> **TASK DIRECTIONS**: Each line that holds the word "Moro" is to be identified and copied.

#####

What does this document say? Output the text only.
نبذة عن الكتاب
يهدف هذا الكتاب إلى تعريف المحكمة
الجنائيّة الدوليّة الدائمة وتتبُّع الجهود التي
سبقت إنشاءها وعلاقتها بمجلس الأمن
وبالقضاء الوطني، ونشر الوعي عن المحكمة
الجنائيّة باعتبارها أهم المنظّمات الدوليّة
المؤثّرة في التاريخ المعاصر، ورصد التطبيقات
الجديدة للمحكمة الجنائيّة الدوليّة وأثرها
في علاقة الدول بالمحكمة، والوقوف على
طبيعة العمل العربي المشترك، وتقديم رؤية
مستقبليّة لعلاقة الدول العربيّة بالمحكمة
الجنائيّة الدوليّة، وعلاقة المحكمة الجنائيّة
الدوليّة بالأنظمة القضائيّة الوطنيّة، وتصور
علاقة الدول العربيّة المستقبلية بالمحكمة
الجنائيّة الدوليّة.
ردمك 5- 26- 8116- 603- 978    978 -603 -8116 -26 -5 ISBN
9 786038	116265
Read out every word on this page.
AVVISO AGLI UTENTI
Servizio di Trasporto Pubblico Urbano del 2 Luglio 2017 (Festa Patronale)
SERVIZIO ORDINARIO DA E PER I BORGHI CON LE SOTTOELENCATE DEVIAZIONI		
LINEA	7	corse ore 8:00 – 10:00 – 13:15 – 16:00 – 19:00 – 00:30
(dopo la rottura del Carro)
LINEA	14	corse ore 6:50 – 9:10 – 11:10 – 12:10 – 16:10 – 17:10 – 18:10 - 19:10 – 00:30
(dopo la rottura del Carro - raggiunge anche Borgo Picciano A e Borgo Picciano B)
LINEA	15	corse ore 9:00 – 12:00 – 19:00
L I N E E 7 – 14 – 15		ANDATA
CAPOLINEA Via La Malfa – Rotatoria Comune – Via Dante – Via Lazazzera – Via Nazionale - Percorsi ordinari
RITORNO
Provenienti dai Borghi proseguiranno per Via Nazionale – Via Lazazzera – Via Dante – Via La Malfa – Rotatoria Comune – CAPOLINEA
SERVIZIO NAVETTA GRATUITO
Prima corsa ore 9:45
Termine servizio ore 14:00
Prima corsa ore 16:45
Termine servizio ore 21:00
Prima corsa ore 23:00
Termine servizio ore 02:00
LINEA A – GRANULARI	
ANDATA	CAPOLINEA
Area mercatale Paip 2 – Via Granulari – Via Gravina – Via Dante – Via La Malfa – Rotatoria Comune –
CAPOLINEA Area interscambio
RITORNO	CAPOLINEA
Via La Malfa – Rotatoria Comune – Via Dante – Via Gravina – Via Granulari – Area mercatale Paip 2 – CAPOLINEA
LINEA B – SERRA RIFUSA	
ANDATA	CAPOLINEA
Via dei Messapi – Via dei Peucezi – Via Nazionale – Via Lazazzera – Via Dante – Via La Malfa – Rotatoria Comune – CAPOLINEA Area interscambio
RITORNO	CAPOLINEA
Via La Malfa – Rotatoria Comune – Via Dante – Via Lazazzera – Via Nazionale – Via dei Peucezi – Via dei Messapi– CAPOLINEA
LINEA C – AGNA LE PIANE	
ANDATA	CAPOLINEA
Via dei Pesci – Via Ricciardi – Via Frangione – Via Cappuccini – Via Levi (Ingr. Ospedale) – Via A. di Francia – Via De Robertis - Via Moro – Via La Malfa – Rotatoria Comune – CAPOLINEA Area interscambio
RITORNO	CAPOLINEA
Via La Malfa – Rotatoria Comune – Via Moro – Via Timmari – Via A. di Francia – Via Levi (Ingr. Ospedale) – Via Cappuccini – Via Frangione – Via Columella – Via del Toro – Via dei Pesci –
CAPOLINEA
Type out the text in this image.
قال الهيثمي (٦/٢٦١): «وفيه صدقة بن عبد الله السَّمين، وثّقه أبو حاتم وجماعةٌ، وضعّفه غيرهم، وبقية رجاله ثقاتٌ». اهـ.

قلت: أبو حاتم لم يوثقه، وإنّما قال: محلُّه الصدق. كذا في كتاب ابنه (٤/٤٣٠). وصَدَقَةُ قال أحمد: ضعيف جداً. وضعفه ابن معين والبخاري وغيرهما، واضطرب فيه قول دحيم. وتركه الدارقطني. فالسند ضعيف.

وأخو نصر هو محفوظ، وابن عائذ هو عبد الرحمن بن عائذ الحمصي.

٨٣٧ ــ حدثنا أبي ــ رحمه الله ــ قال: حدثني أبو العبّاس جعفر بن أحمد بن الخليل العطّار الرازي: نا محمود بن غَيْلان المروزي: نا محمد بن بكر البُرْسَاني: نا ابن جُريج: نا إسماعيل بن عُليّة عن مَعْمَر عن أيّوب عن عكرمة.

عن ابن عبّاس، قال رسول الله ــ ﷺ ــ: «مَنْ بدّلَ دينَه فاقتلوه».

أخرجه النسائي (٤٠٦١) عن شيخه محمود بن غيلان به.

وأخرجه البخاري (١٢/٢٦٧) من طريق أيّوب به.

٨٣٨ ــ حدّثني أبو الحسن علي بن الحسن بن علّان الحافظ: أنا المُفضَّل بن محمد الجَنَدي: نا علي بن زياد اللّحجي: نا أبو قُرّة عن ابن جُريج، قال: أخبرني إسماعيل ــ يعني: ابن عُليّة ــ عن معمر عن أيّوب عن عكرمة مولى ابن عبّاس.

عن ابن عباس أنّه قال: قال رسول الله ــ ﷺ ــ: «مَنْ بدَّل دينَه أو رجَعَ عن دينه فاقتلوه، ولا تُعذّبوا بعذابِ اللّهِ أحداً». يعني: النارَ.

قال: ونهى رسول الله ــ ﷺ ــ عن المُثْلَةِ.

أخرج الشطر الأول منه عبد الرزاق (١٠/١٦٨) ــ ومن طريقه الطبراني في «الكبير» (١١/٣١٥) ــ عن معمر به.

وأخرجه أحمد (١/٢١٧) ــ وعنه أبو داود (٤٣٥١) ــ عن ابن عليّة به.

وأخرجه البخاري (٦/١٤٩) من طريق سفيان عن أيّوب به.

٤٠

#####

> **TASK ANSWER**:
Via dei Pesci – Via Ricciardi – Via Frangione – Via Cappuccini – Via Levi (Ingr. Ospedale) – Via A. di Francia – Via De Robertis - Via Moro – Via La Malfa – Rotatoria Comune – CAPOLINEA Area interscambio
Via La Malfa – Rotatoria Comune – Via Moro – Via Timmari – Via A. di Francia – Via Levi (Ingr. Ospedale) – Via Cappuccini – Via Frangione – Via Columella – Via del Toro – Via dei Pesci –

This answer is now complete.